:: Set exercise ::
Copy nothing but the text: reproduce each line of the listing exactly and leave the pictures out.

(Data entries for graphics)
━━━━

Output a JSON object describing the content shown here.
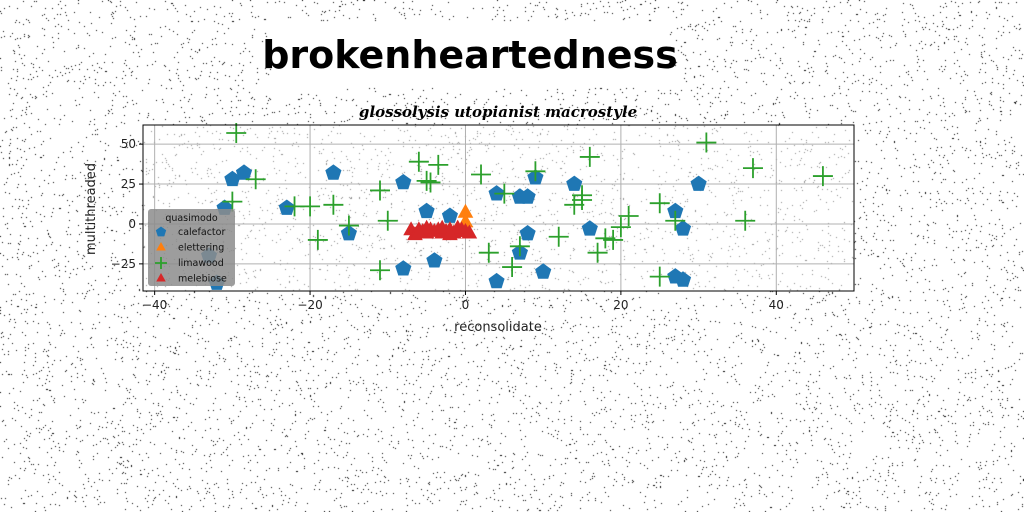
{
  "chart_data": {
    "type": "scatter",
    "title": "brokenheartedness",
    "subtitle": "glossolysis utopianist macrostyle",
    "xlabel": "reconsolidate",
    "ylabel": "multithreaded",
    "xlim": [
      -41.5,
      50
    ],
    "ylim": [
      -42,
      62
    ],
    "xticks": [
      -40,
      -20,
      0,
      20,
      40
    ],
    "yticks": [
      -25,
      0,
      25,
      50
    ],
    "grid": true,
    "legend": {
      "title": "quasimodo",
      "placement": "lower-left"
    },
    "background_noise": true,
    "series": [
      {
        "name": "calefactor",
        "marker": "pentagon",
        "color": "#1f77b4",
        "points": [
          [
            -30,
            28
          ],
          [
            -28.5,
            32
          ],
          [
            -23,
            10
          ],
          [
            -17,
            32
          ],
          [
            -15,
            -6
          ],
          [
            -31,
            10
          ],
          [
            -33,
            -20
          ],
          [
            -32,
            -37
          ],
          [
            -8,
            26
          ],
          [
            -8,
            -28
          ],
          [
            -5,
            8
          ],
          [
            -4,
            -23
          ],
          [
            -2,
            5
          ],
          [
            4,
            19
          ],
          [
            4,
            -36
          ],
          [
            7,
            17
          ],
          [
            8,
            17
          ],
          [
            7,
            -18
          ],
          [
            8,
            -6
          ],
          [
            9,
            29
          ],
          [
            10,
            -30
          ],
          [
            14,
            25
          ],
          [
            16,
            -3
          ],
          [
            27,
            8
          ],
          [
            28,
            -3
          ],
          [
            27,
            -33
          ],
          [
            28,
            -35
          ],
          [
            30,
            25
          ]
        ]
      },
      {
        "name": "elettering",
        "marker": "triangle",
        "color": "#ff7f0e",
        "points": [
          [
            0,
            7
          ],
          [
            0,
            1
          ],
          [
            0,
            -2
          ],
          [
            -1,
            -3
          ],
          [
            -2,
            -4
          ]
        ]
      },
      {
        "name": "limawood",
        "marker": "plus",
        "color": "#2ca02c",
        "points": [
          [
            -29.5,
            57
          ],
          [
            -30,
            14
          ],
          [
            -27,
            28
          ],
          [
            -22,
            11
          ],
          [
            -20,
            11
          ],
          [
            -19,
            -10
          ],
          [
            -17,
            12
          ],
          [
            -15,
            -1
          ],
          [
            -11,
            21
          ],
          [
            -11,
            -29
          ],
          [
            -10,
            2
          ],
          [
            -6,
            39
          ],
          [
            -5,
            27
          ],
          [
            -4.5,
            26
          ],
          [
            -3.5,
            37
          ],
          [
            2,
            31
          ],
          [
            3,
            -18
          ],
          [
            5,
            19
          ],
          [
            6,
            -27
          ],
          [
            7,
            -14
          ],
          [
            9,
            33
          ],
          [
            12,
            -8
          ],
          [
            14,
            12
          ],
          [
            15,
            15
          ],
          [
            15,
            18
          ],
          [
            16,
            42
          ],
          [
            17,
            -18
          ],
          [
            18,
            -9
          ],
          [
            19,
            -10
          ],
          [
            20,
            -2
          ],
          [
            21,
            5
          ],
          [
            25,
            -33
          ],
          [
            25,
            13
          ],
          [
            27,
            2
          ],
          [
            31,
            51
          ],
          [
            36,
            2
          ],
          [
            37,
            35
          ],
          [
            46,
            30
          ]
        ]
      },
      {
        "name": "melebiose",
        "marker": "triangle",
        "color": "#d62728",
        "points": [
          [
            -7,
            -4
          ],
          [
            -6.5,
            -7
          ],
          [
            -6,
            -4
          ],
          [
            -5.5,
            -5
          ],
          [
            -5,
            -6
          ],
          [
            -4.5,
            -4
          ],
          [
            -4,
            -5
          ],
          [
            -3.5,
            -4
          ],
          [
            -3,
            -6
          ],
          [
            -2.5,
            -5
          ],
          [
            -2,
            -4
          ],
          [
            -1.5,
            -6
          ],
          [
            -1,
            -5
          ],
          [
            -0.5,
            -4
          ],
          [
            0,
            -5
          ],
          [
            0.5,
            -6
          ],
          [
            -5,
            -3
          ],
          [
            -3,
            -3
          ],
          [
            -1,
            -3
          ],
          [
            -6,
            -6
          ],
          [
            -2,
            -7
          ]
        ]
      }
    ]
  }
}
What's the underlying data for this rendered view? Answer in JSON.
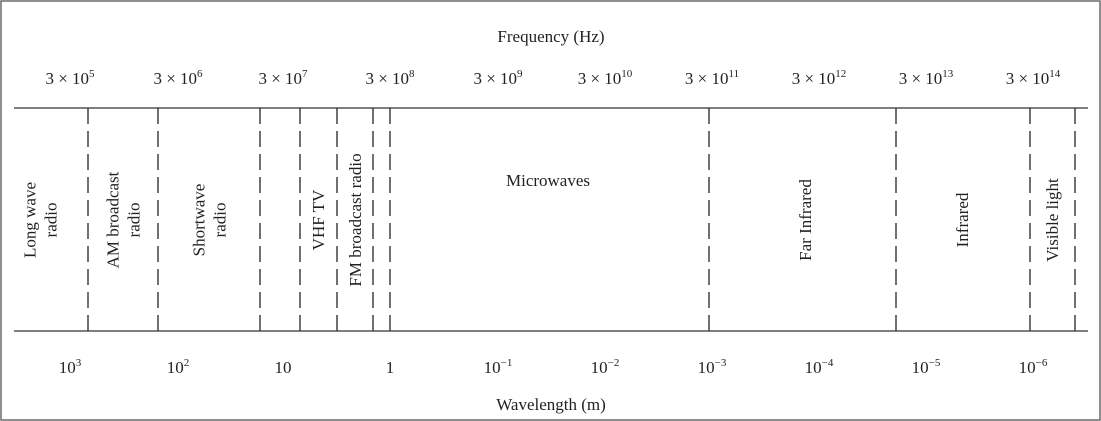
{
  "diagram": {
    "frequency_axis": {
      "title": "Frequency (Hz)",
      "ticks": [
        {
          "base": "3 × 10",
          "exp": "5"
        },
        {
          "base": "3 × 10",
          "exp": "6"
        },
        {
          "base": "3 × 10",
          "exp": "7"
        },
        {
          "base": "3 × 10",
          "exp": "8"
        },
        {
          "base": "3 × 10",
          "exp": "9"
        },
        {
          "base": "3 × 10",
          "exp": "10"
        },
        {
          "base": "3 × 10",
          "exp": "11"
        },
        {
          "base": "3 × 10",
          "exp": "12"
        },
        {
          "base": "3 × 10",
          "exp": "13"
        },
        {
          "base": "3 × 10",
          "exp": "14"
        }
      ]
    },
    "wavelength_axis": {
      "title": "Wavelength (m)",
      "ticks": [
        {
          "base": "10",
          "exp": "3"
        },
        {
          "base": "10",
          "exp": "2"
        },
        {
          "base": "10",
          "exp": ""
        },
        {
          "base": "1",
          "exp": ""
        },
        {
          "base": "10",
          "exp": "−1"
        },
        {
          "base": "10",
          "exp": "−2"
        },
        {
          "base": "10",
          "exp": "−3"
        },
        {
          "base": "10",
          "exp": "−4"
        },
        {
          "base": "10",
          "exp": "−5"
        },
        {
          "base": "10",
          "exp": "−6"
        }
      ]
    },
    "bands": [
      {
        "lines": [
          "Long wave",
          "radio"
        ]
      },
      {
        "lines": [
          "AM broadcast",
          "radio"
        ]
      },
      {
        "lines": [
          "Shortwave",
          "radio"
        ]
      },
      {
        "lines": [
          "VHF TV"
        ]
      },
      {
        "lines": [
          "FM broadcast radio"
        ]
      },
      {
        "lines": [
          "Microwaves"
        ]
      },
      {
        "lines": [
          "Far Infrared"
        ]
      },
      {
        "lines": [
          "Infrared"
        ]
      },
      {
        "lines": [
          "Visible light"
        ]
      }
    ]
  }
}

━━━━

:: Full answer ::
Output a JSON object describing the content shown here.
{
  "chart_data": {
    "type": "scatter",
    "title": "brokenheartedness",
    "subtitle": "glossolysis utopianist macrostyle",
    "xlabel": "reconsolidate",
    "ylabel": "multithreaded",
    "xlim": [
      -41.5,
      50
    ],
    "ylim": [
      -42,
      62
    ],
    "xticks": [
      -40,
      -20,
      0,
      20,
      40
    ],
    "yticks": [
      -25,
      0,
      25,
      50
    ],
    "grid": true,
    "legend": {
      "title": "quasimodo",
      "placement": "lower-left"
    },
    "background_noise": true,
    "series": [
      {
        "name": "calefactor",
        "marker": "pentagon",
        "color": "#1f77b4",
        "points": [
          [
            -30,
            28
          ],
          [
            -28.5,
            32
          ],
          [
            -23,
            10
          ],
          [
            -17,
            32
          ],
          [
            -15,
            -6
          ],
          [
            -31,
            10
          ],
          [
            -33,
            -20
          ],
          [
            -32,
            -37
          ],
          [
            -8,
            26
          ],
          [
            -8,
            -28
          ],
          [
            -5,
            8
          ],
          [
            -4,
            -23
          ],
          [
            -2,
            5
          ],
          [
            4,
            19
          ],
          [
            4,
            -36
          ],
          [
            7,
            17
          ],
          [
            8,
            17
          ],
          [
            7,
            -18
          ],
          [
            8,
            -6
          ],
          [
            9,
            29
          ],
          [
            10,
            -30
          ],
          [
            14,
            25
          ],
          [
            16,
            -3
          ],
          [
            27,
            8
          ],
          [
            28,
            -3
          ],
          [
            27,
            -33
          ],
          [
            28,
            -35
          ],
          [
            30,
            25
          ]
        ]
      },
      {
        "name": "elettering",
        "marker": "triangle",
        "color": "#ff7f0e",
        "points": [
          [
            0,
            7
          ],
          [
            0,
            1
          ],
          [
            0,
            -2
          ],
          [
            -1,
            -3
          ],
          [
            -2,
            -4
          ]
        ]
      },
      {
        "name": "limawood",
        "marker": "plus",
        "color": "#2ca02c",
        "points": [
          [
            -29.5,
            57
          ],
          [
            -30,
            14
          ],
          [
            -27,
            28
          ],
          [
            -22,
            11
          ],
          [
            -20,
            11
          ],
          [
            -19,
            -10
          ],
          [
            -17,
            12
          ],
          [
            -15,
            -1
          ],
          [
            -11,
            21
          ],
          [
            -11,
            -29
          ],
          [
            -10,
            2
          ],
          [
            -6,
            39
          ],
          [
            -5,
            27
          ],
          [
            -4.5,
            26
          ],
          [
            -3.5,
            37
          ],
          [
            2,
            31
          ],
          [
            3,
            -18
          ],
          [
            5,
            19
          ],
          [
            6,
            -27
          ],
          [
            7,
            -14
          ],
          [
            9,
            33
          ],
          [
            12,
            -8
          ],
          [
            14,
            12
          ],
          [
            15,
            15
          ],
          [
            15,
            18
          ],
          [
            16,
            42
          ],
          [
            17,
            -18
          ],
          [
            18,
            -9
          ],
          [
            19,
            -10
          ],
          [
            20,
            -2
          ],
          [
            21,
            5
          ],
          [
            25,
            -33
          ],
          [
            25,
            13
          ],
          [
            27,
            2
          ],
          [
            31,
            51
          ],
          [
            36,
            2
          ],
          [
            37,
            35
          ],
          [
            46,
            30
          ]
        ]
      },
      {
        "name": "melebiose",
        "marker": "triangle",
        "color": "#d62728",
        "points": [
          [
            -7,
            -4
          ],
          [
            -6.5,
            -7
          ],
          [
            -6,
            -4
          ],
          [
            -5.5,
            -5
          ],
          [
            -5,
            -6
          ],
          [
            -4.5,
            -4
          ],
          [
            -4,
            -5
          ],
          [
            -3.5,
            -4
          ],
          [
            -3,
            -6
          ],
          [
            -2.5,
            -5
          ],
          [
            -2,
            -4
          ],
          [
            -1.5,
            -6
          ],
          [
            -1,
            -5
          ],
          [
            -0.5,
            -4
          ],
          [
            0,
            -5
          ],
          [
            0.5,
            -6
          ],
          [
            -5,
            -3
          ],
          [
            -3,
            -3
          ],
          [
            -1,
            -3
          ],
          [
            -6,
            -6
          ],
          [
            -2,
            -7
          ]
        ]
      }
    ]
  }
}
What's the underlying data for this rendered view? Answer in JSON.
{
  "diagram": {
    "frequency_axis": {
      "title": "Frequency (Hz)",
      "ticks": [
        {
          "base": "3 × 10",
          "exp": "5"
        },
        {
          "base": "3 × 10",
          "exp": "6"
        },
        {
          "base": "3 × 10",
          "exp": "7"
        },
        {
          "base": "3 × 10",
          "exp": "8"
        },
        {
          "base": "3 × 10",
          "exp": "9"
        },
        {
          "base": "3 × 10",
          "exp": "10"
        },
        {
          "base": "3 × 10",
          "exp": "11"
        },
        {
          "base": "3 × 10",
          "exp": "12"
        },
        {
          "base": "3 × 10",
          "exp": "13"
        },
        {
          "base": "3 × 10",
          "exp": "14"
        }
      ]
    },
    "wavelength_axis": {
      "title": "Wavelength (m)",
      "ticks": [
        {
          "base": "10",
          "exp": "3"
        },
        {
          "base": "10",
          "exp": "2"
        },
        {
          "base": "10",
          "exp": ""
        },
        {
          "base": "1",
          "exp": ""
        },
        {
          "base": "10",
          "exp": "−1"
        },
        {
          "base": "10",
          "exp": "−2"
        },
        {
          "base": "10",
          "exp": "−3"
        },
        {
          "base": "10",
          "exp": "−4"
        },
        {
          "base": "10",
          "exp": "−5"
        },
        {
          "base": "10",
          "exp": "−6"
        }
      ]
    },
    "bands": [
      {
        "lines": [
          "Long wave",
          "radio"
        ]
      },
      {
        "lines": [
          "AM broadcast",
          "radio"
        ]
      },
      {
        "lines": [
          "Shortwave",
          "radio"
        ]
      },
      {
        "lines": [
          "VHF TV"
        ]
      },
      {
        "lines": [
          "FM broadcast radio"
        ]
      },
      {
        "lines": [
          "Microwaves"
        ]
      },
      {
        "lines": [
          "Far Infrared"
        ]
      },
      {
        "lines": [
          "Infrared"
        ]
      },
      {
        "lines": [
          "Visible light"
        ]
      }
    ]
  }
}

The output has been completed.